[Layout dataset entries]

= = = = = = =

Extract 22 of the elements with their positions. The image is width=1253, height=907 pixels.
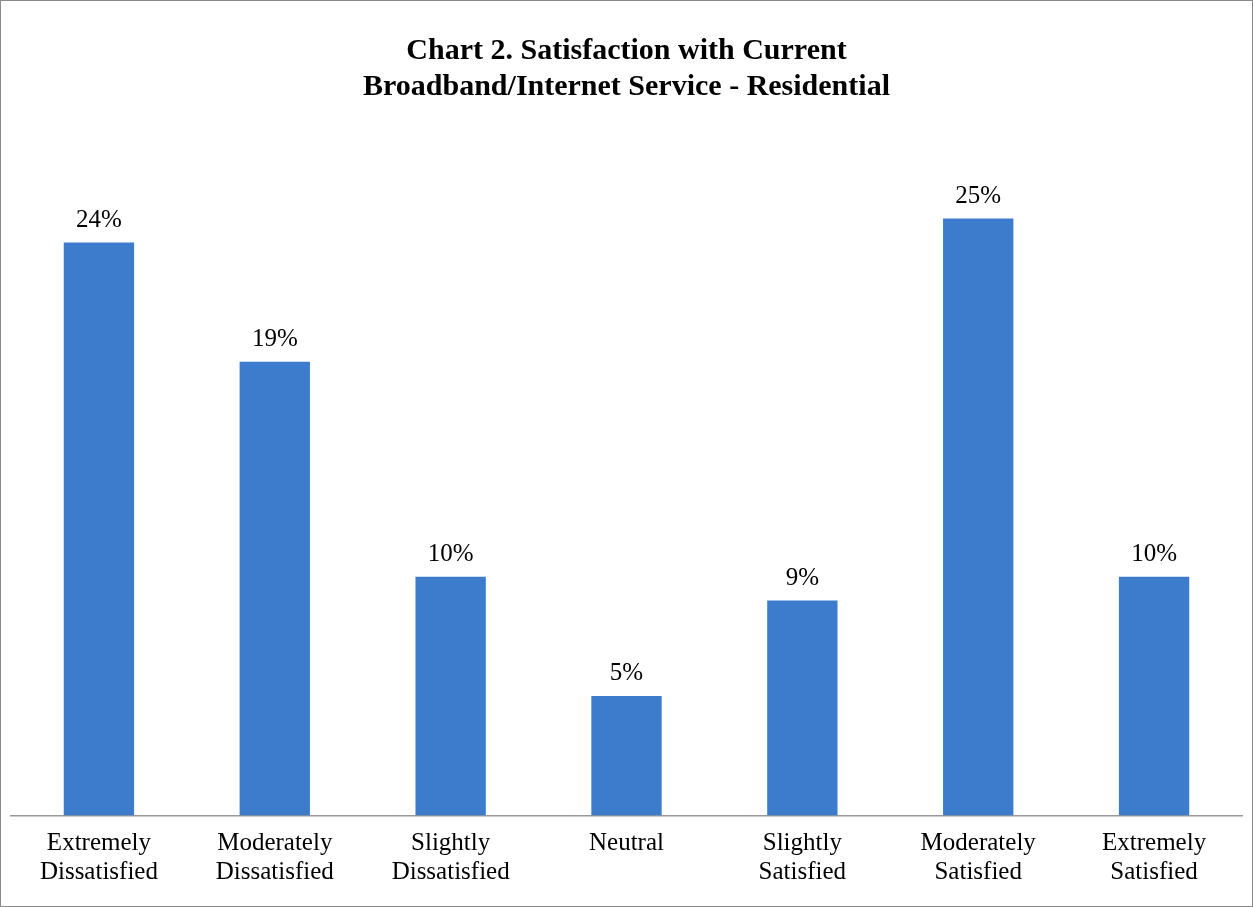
bar <box>943 218 1014 816</box>
x-tick-label: Slightly Dissatisfied <box>391 828 511 885</box>
bar <box>591 696 662 816</box>
x-tick-label: Slightly Satisfied <box>758 828 847 885</box>
x-tick-label: Extremely Dissatisfied <box>39 828 159 885</box>
data-label: 10% <box>1131 538 1177 566</box>
bar <box>1118 576 1190 816</box>
data-label: 5% <box>609 658 644 686</box>
data-label: 10% <box>427 538 474 566</box>
data-label: 9% <box>785 562 820 590</box>
x-tick-label: Extremely Satisfied <box>1102 828 1207 885</box>
data-label: 24% <box>76 204 122 232</box>
bar <box>767 600 838 816</box>
bar <box>239 361 310 816</box>
data-label: 25% <box>955 180 1002 208</box>
data-label: 19% <box>251 323 298 351</box>
x-tick-label: Moderately Dissatisfied <box>215 828 335 885</box>
x-tick-label: Neutral <box>589 828 665 856</box>
bar <box>415 576 486 816</box>
bar <box>63 242 135 816</box>
chart-title: Chart 2. Satisfaction with Current Broadband/Internet Service - Residential <box>362 31 891 103</box>
x-tick-label: Moderately Satisfied <box>920 828 1037 885</box>
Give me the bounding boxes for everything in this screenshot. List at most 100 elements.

= = = = = = =

Exercise aim.
Format every line of the records above as a JSON list of strings, one string per line, skipping blank lines. Leave the pictures out of the answer.

Exercise solution.
[
  "Extract 22 of the elements with their positions. The image is width=1253, height=907 pixels.",
  "bar <box>943 218 1014 816</box>",
  "x-tick-label: Slightly Dissatisfied <box>391 828 511 885</box>",
  "bar <box>591 696 662 816</box>",
  "x-tick-label: Slightly Satisfied <box>758 828 847 885</box>",
  "x-tick-label: Extremely Dissatisfied <box>39 828 159 885</box>",
  "data-label: 10% <box>1131 538 1177 566</box>",
  "bar <box>1118 576 1190 816</box>",
  "data-label: 5% <box>609 658 644 686</box>",
  "data-label: 10% <box>427 538 474 566</box>",
  "data-label: 9% <box>785 562 820 590</box>",
  "x-tick-label: Extremely Satisfied <box>1102 828 1207 885</box>",
  "data-label: 24% <box>76 204 122 232</box>",
  "bar <box>767 600 838 816</box>",
  "bar <box>239 361 310 816</box>",
  "data-label: 25% <box>955 180 1002 208</box>",
  "data-label: 19% <box>251 323 298 351</box>",
  "x-tick-label: Moderately Dissatisfied <box>215 828 335 885</box>",
  "x-tick-label: Neutral <box>589 828 665 856</box>",
  "bar <box>415 576 486 816</box>",
  "bar <box>63 242 135 816</box>",
  "chart-title: Chart 2. Satisfaction with Current Broadband/Internet Service - Residential <box>362 31 891 103</box>",
  "x-tick-label: Moderately Satisfied <box>920 828 1037 885</box>",
  "Give me the bounding boxes for everything in this screenshot. List at most 100 elements."
]